Dataset items
---+---

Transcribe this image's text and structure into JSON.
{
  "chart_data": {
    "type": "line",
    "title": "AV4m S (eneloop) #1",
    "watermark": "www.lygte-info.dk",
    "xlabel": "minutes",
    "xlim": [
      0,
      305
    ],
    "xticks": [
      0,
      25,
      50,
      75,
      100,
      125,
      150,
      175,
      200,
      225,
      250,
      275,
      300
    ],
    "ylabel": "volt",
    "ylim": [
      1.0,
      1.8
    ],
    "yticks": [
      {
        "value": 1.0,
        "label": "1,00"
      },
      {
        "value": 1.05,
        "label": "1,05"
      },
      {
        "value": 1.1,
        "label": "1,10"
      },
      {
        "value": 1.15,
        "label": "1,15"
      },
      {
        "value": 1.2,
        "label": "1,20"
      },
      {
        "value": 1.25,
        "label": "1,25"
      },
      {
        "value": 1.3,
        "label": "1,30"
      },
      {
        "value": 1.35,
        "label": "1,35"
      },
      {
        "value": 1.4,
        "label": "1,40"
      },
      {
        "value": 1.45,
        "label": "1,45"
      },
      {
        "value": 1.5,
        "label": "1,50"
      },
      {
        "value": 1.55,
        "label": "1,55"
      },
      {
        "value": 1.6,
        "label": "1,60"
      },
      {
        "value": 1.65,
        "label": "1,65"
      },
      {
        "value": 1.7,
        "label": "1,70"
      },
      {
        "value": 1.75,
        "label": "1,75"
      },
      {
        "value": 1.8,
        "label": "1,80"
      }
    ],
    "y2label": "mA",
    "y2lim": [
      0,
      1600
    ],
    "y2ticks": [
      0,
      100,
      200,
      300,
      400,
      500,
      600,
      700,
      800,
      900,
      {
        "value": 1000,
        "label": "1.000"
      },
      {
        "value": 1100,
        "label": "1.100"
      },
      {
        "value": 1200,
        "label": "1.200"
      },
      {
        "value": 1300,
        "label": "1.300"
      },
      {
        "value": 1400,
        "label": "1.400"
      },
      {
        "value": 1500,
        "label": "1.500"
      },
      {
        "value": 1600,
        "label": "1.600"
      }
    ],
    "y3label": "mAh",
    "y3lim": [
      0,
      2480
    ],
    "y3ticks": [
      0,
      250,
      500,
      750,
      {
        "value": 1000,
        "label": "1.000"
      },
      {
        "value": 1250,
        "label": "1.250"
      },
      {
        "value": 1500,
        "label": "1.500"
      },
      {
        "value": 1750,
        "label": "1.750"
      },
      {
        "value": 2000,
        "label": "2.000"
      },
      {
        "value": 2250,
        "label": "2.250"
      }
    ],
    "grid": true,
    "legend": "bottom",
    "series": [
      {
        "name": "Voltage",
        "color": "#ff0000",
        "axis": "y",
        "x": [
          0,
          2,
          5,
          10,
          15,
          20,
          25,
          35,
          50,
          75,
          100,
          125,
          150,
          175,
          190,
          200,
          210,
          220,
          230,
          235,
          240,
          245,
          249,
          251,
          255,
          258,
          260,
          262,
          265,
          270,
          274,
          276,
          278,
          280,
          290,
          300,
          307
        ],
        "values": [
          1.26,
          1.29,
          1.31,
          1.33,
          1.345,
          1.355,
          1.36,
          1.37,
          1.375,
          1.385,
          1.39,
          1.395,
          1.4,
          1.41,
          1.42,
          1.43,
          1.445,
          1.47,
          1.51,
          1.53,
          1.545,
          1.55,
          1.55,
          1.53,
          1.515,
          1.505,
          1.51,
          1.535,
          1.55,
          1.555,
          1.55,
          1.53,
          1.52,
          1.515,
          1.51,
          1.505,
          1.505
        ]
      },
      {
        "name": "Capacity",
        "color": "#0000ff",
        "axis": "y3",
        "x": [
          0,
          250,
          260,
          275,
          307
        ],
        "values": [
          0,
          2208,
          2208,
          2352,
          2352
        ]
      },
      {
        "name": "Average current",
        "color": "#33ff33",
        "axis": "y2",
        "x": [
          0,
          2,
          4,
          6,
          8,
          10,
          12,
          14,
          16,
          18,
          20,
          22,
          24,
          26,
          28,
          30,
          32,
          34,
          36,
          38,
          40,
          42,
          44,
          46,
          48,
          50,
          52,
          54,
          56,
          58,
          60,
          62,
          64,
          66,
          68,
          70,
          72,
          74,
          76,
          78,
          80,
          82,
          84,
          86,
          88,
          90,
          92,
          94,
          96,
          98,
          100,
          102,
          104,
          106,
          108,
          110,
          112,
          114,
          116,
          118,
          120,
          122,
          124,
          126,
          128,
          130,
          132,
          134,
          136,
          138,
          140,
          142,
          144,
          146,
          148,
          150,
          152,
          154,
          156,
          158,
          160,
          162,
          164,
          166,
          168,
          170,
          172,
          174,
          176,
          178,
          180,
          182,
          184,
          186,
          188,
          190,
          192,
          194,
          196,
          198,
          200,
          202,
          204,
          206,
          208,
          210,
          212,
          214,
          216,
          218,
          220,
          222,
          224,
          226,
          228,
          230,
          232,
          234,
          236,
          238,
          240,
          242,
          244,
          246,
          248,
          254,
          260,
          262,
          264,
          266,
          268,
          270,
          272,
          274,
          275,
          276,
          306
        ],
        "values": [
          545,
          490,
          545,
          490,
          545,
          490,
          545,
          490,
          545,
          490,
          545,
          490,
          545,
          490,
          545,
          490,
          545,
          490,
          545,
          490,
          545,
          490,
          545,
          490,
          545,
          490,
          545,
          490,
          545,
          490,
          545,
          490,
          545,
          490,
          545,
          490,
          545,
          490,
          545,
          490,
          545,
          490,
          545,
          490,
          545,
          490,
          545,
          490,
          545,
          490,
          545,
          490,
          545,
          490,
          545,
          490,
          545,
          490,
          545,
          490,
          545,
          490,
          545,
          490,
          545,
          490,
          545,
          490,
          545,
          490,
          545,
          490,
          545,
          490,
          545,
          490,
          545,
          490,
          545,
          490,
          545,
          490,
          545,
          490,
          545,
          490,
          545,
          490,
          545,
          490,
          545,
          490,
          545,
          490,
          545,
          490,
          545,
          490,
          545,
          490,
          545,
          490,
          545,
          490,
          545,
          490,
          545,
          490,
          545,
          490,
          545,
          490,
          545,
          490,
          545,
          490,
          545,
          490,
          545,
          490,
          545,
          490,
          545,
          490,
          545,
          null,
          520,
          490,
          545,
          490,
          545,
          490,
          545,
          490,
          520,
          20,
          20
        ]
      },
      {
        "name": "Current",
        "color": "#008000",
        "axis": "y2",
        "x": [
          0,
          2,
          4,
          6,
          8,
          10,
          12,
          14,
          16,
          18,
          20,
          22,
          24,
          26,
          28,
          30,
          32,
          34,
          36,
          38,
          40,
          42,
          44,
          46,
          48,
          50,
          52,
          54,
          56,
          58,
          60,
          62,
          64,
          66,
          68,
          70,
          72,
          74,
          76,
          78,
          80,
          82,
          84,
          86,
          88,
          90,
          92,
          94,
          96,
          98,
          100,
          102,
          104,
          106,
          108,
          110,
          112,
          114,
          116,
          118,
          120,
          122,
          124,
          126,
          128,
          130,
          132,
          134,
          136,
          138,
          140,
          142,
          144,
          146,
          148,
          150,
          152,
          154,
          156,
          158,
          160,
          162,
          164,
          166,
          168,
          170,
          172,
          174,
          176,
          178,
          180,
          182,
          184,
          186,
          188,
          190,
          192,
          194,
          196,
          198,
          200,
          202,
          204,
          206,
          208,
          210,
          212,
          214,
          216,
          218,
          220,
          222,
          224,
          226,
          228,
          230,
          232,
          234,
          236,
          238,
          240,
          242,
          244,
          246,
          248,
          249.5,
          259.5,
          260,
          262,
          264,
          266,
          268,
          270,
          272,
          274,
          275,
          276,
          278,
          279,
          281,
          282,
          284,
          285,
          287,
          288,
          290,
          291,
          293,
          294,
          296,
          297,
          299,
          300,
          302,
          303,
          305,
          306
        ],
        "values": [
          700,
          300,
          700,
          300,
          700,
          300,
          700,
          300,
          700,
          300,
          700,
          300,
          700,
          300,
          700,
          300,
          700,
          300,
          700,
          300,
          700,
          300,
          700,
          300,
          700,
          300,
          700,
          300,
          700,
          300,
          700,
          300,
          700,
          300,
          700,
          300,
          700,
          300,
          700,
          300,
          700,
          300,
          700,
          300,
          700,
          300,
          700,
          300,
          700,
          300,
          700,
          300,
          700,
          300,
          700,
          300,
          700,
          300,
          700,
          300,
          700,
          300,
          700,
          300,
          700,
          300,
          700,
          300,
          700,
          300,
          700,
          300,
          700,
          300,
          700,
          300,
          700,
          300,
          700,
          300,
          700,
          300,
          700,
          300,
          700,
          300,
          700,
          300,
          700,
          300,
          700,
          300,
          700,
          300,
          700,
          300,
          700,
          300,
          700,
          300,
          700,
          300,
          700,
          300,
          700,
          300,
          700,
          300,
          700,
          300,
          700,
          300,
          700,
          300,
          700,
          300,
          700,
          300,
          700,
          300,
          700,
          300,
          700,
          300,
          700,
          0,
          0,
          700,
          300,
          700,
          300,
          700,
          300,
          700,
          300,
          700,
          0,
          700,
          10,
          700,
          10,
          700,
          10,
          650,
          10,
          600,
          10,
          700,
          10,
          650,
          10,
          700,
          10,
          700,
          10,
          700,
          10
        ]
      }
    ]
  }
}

---+---

Search the data for "name". Copy every line that has it.

        "name": "Voltage",
        "name": "Capacity",
        "name": "Average current",
        "name": "Current",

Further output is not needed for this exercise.